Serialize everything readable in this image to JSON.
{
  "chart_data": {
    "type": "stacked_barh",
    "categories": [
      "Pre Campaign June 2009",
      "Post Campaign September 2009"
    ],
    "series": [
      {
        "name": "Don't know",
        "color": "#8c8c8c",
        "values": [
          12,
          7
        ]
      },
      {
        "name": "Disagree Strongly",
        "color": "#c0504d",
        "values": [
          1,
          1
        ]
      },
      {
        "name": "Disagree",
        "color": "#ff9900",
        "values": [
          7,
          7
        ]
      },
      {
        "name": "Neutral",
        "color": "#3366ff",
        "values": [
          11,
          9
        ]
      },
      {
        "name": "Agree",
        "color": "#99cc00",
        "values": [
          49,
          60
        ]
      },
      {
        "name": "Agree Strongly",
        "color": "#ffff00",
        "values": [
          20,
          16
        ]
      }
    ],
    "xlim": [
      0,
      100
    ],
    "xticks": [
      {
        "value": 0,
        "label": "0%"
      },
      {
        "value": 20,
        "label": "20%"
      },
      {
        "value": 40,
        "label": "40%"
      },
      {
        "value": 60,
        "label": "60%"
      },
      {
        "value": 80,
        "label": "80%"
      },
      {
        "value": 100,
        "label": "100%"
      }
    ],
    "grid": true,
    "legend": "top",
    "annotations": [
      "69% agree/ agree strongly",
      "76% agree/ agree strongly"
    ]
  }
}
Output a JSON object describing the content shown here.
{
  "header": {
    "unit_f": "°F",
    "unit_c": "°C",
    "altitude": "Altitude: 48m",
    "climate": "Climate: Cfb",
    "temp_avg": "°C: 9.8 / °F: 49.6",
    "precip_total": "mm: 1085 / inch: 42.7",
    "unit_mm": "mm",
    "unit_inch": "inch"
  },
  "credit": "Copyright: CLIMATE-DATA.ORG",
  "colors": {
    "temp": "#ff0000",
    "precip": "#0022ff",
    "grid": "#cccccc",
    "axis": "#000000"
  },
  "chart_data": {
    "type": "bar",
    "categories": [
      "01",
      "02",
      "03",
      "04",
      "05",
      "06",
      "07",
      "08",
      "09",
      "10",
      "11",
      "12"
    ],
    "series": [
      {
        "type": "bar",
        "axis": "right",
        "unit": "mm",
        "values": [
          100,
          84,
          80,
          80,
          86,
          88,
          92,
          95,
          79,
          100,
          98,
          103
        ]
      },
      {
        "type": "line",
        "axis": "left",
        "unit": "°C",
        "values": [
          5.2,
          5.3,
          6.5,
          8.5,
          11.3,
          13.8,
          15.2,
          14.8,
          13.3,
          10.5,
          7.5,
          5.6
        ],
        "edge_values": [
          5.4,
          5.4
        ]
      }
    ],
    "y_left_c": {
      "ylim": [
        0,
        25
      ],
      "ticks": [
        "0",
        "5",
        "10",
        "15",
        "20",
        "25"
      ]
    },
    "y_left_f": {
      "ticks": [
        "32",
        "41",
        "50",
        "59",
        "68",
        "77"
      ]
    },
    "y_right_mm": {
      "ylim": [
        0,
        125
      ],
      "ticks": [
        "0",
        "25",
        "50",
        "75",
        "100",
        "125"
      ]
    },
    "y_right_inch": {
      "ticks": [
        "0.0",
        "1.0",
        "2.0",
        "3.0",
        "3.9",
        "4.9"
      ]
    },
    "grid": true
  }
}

Short task -
Set out the complete listing exactly as shown.

Solution to this problem -
Serialize everything readable in this image to JSON.
{
  "chart_data": {
    "type": "stacked_barh",
    "categories": [
      "Pre Campaign June 2009",
      "Post Campaign September 2009"
    ],
    "series": [
      {
        "name": "Don't know",
        "color": "#8c8c8c",
        "values": [
          12,
          7
        ]
      },
      {
        "name": "Disagree Strongly",
        "color": "#c0504d",
        "values": [
          1,
          1
        ]
      },
      {
        "name": "Disagree",
        "color": "#ff9900",
        "values": [
          7,
          7
        ]
      },
      {
        "name": "Neutral",
        "color": "#3366ff",
        "values": [
          11,
          9
        ]
      },
      {
        "name": "Agree",
        "color": "#99cc00",
        "values": [
          49,
          60
        ]
      },
      {
        "name": "Agree Strongly",
        "color": "#ffff00",
        "values": [
          20,
          16
        ]
      }
    ],
    "xlim": [
      0,
      100
    ],
    "xticks": [
      {
        "value": 0,
        "label": "0%"
      },
      {
        "value": 20,
        "label": "20%"
      },
      {
        "value": 40,
        "label": "40%"
      },
      {
        "value": 60,
        "label": "60%"
      },
      {
        "value": 80,
        "label": "80%"
      },
      {
        "value": 100,
        "label": "100%"
      }
    ],
    "grid": true,
    "legend": "top",
    "annotations": [
      "69% agree/ agree strongly",
      "76% agree/ agree strongly"
    ]
  }
}
Output a JSON object describing the content shown here.
{
  "header": {
    "unit_f": "°F",
    "unit_c": "°C",
    "altitude": "Altitude: 48m",
    "climate": "Climate: Cfb",
    "temp_avg": "°C: 9.8 / °F: 49.6",
    "precip_total": "mm: 1085 / inch: 42.7",
    "unit_mm": "mm",
    "unit_inch": "inch"
  },
  "credit": "Copyright: CLIMATE-DATA.ORG",
  "colors": {
    "temp": "#ff0000",
    "precip": "#0022ff",
    "grid": "#cccccc",
    "axis": "#000000"
  },
  "chart_data": {
    "type": "bar",
    "categories": [
      "01",
      "02",
      "03",
      "04",
      "05",
      "06",
      "07",
      "08",
      "09",
      "10",
      "11",
      "12"
    ],
    "series": [
      {
        "type": "bar",
        "axis": "right",
        "unit": "mm",
        "values": [
          100,
          84,
          80,
          80,
          86,
          88,
          92,
          95,
          79,
          100,
          98,
          103
        ]
      },
      {
        "type": "line",
        "axis": "left",
        "unit": "°C",
        "values": [
          5.2,
          5.3,
          6.5,
          8.5,
          11.3,
          13.8,
          15.2,
          14.8,
          13.3,
          10.5,
          7.5,
          5.6
        ],
        "edge_values": [
          5.4,
          5.4
        ]
      }
    ],
    "y_left_c": {
      "ylim": [
        0,
        25
      ],
      "ticks": [
        "0",
        "5",
        "10",
        "15",
        "20",
        "25"
      ]
    },
    "y_left_f": {
      "ticks": [
        "32",
        "41",
        "50",
        "59",
        "68",
        "77"
      ]
    },
    "y_right_mm": {
      "ylim": [
        0,
        125
      ],
      "ticks": [
        "0",
        "25",
        "50",
        "75",
        "100",
        "125"
      ]
    },
    "y_right_inch": {
      "ticks": [
        "0.0",
        "1.0",
        "2.0",
        "3.0",
        "3.9",
        "4.9"
      ]
    },
    "grid": true
  }
}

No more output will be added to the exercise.